[begin Dataset extract]

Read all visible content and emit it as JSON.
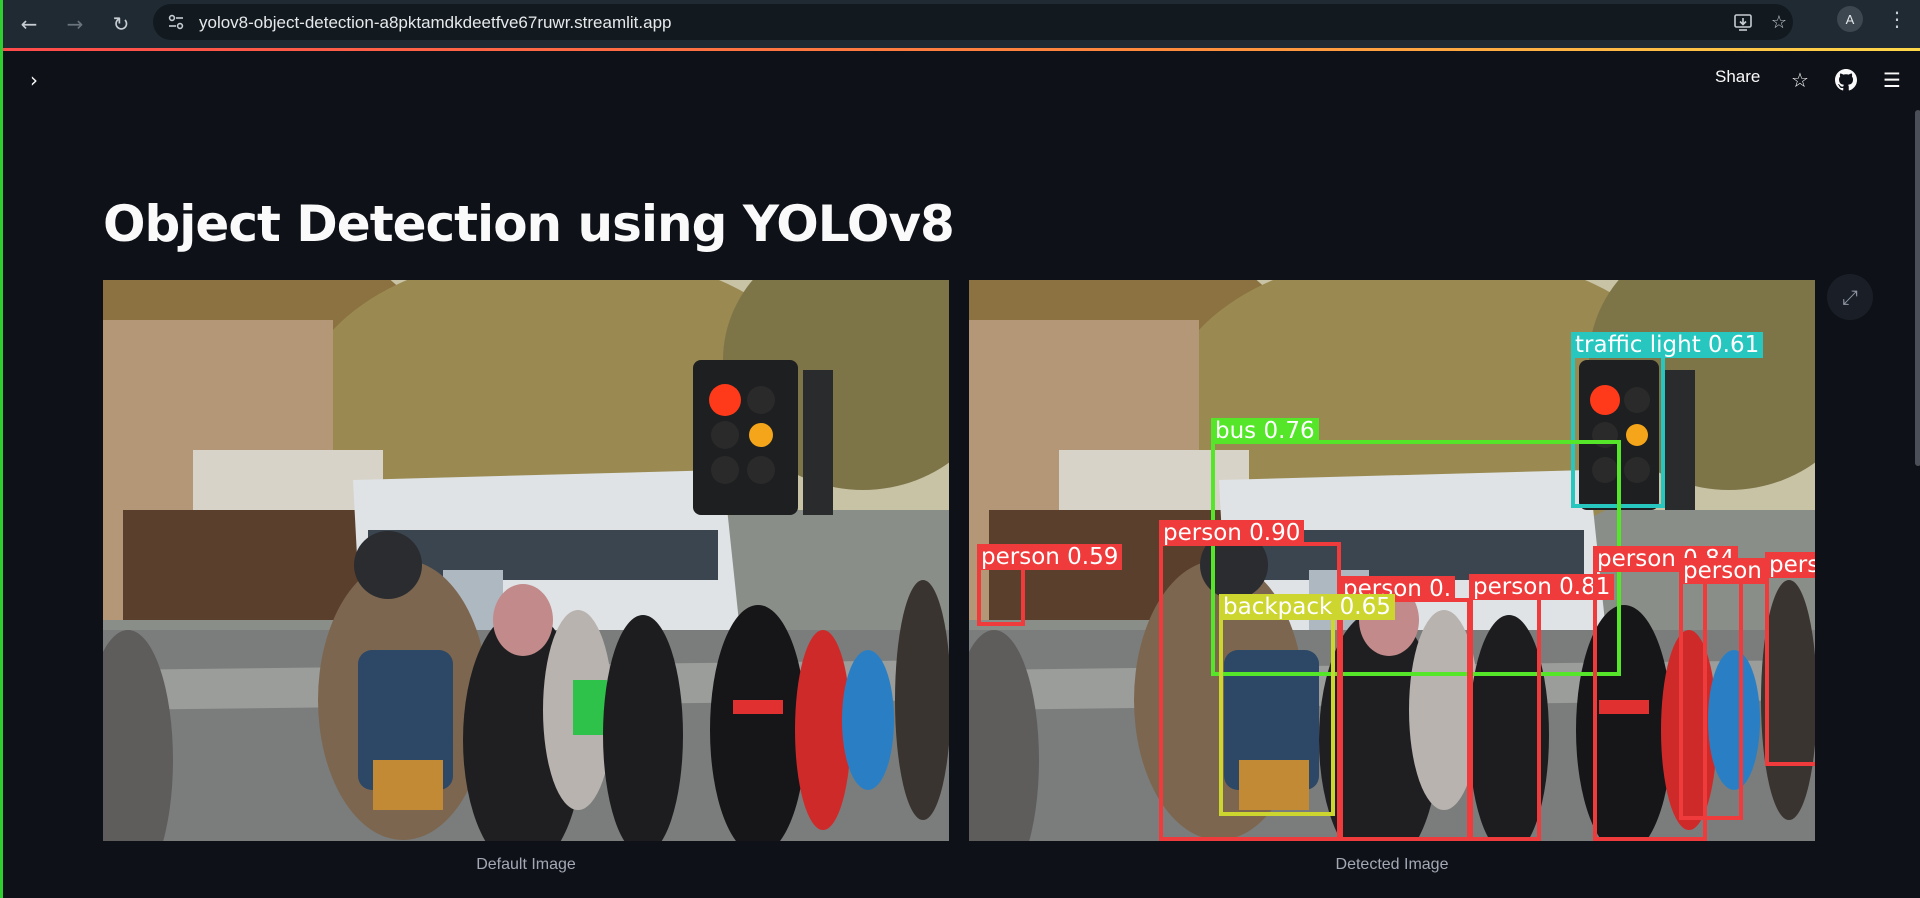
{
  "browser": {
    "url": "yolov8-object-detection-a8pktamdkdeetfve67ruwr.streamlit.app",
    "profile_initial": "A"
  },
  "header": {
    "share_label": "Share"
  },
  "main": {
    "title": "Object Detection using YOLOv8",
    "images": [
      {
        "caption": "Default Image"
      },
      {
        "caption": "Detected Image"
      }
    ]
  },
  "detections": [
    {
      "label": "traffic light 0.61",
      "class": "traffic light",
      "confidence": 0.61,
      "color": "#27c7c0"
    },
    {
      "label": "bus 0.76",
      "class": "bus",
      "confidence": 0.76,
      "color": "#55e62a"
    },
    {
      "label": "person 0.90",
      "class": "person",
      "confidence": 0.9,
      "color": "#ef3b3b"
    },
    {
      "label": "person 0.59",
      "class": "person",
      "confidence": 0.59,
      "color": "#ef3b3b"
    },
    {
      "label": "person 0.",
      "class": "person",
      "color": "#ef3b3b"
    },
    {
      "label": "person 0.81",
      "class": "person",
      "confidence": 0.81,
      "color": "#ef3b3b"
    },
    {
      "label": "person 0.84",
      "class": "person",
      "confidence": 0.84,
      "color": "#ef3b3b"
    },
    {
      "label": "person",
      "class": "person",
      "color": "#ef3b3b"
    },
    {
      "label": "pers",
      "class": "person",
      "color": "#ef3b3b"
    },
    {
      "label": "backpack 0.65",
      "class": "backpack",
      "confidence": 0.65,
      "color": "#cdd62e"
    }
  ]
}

[end Dataset extract]

Write out again every line above exactly as given; the pictures do not belong in the copy.

Read all visible content and emit it as JSON.
{
  "browser": {
    "url": "yolov8-object-detection-a8pktamdkdeetfve67ruwr.streamlit.app",
    "profile_initial": "A"
  },
  "header": {
    "share_label": "Share"
  },
  "main": {
    "title": "Object Detection using YOLOv8",
    "images": [
      {
        "caption": "Default Image"
      },
      {
        "caption": "Detected Image"
      }
    ]
  },
  "detections": [
    {
      "label": "traffic light 0.61",
      "class": "traffic light",
      "confidence": 0.61,
      "color": "#27c7c0"
    },
    {
      "label": "bus 0.76",
      "class": "bus",
      "confidence": 0.76,
      "color": "#55e62a"
    },
    {
      "label": "person 0.90",
      "class": "person",
      "confidence": 0.9,
      "color": "#ef3b3b"
    },
    {
      "label": "person 0.59",
      "class": "person",
      "confidence": 0.59,
      "color": "#ef3b3b"
    },
    {
      "label": "person 0.",
      "class": "person",
      "color": "#ef3b3b"
    },
    {
      "label": "person 0.81",
      "class": "person",
      "confidence": 0.81,
      "color": "#ef3b3b"
    },
    {
      "label": "person 0.84",
      "class": "person",
      "confidence": 0.84,
      "color": "#ef3b3b"
    },
    {
      "label": "person",
      "class": "person",
      "color": "#ef3b3b"
    },
    {
      "label": "pers",
      "class": "person",
      "color": "#ef3b3b"
    },
    {
      "label": "backpack 0.65",
      "class": "backpack",
      "confidence": 0.65,
      "color": "#cdd62e"
    }
  ]
}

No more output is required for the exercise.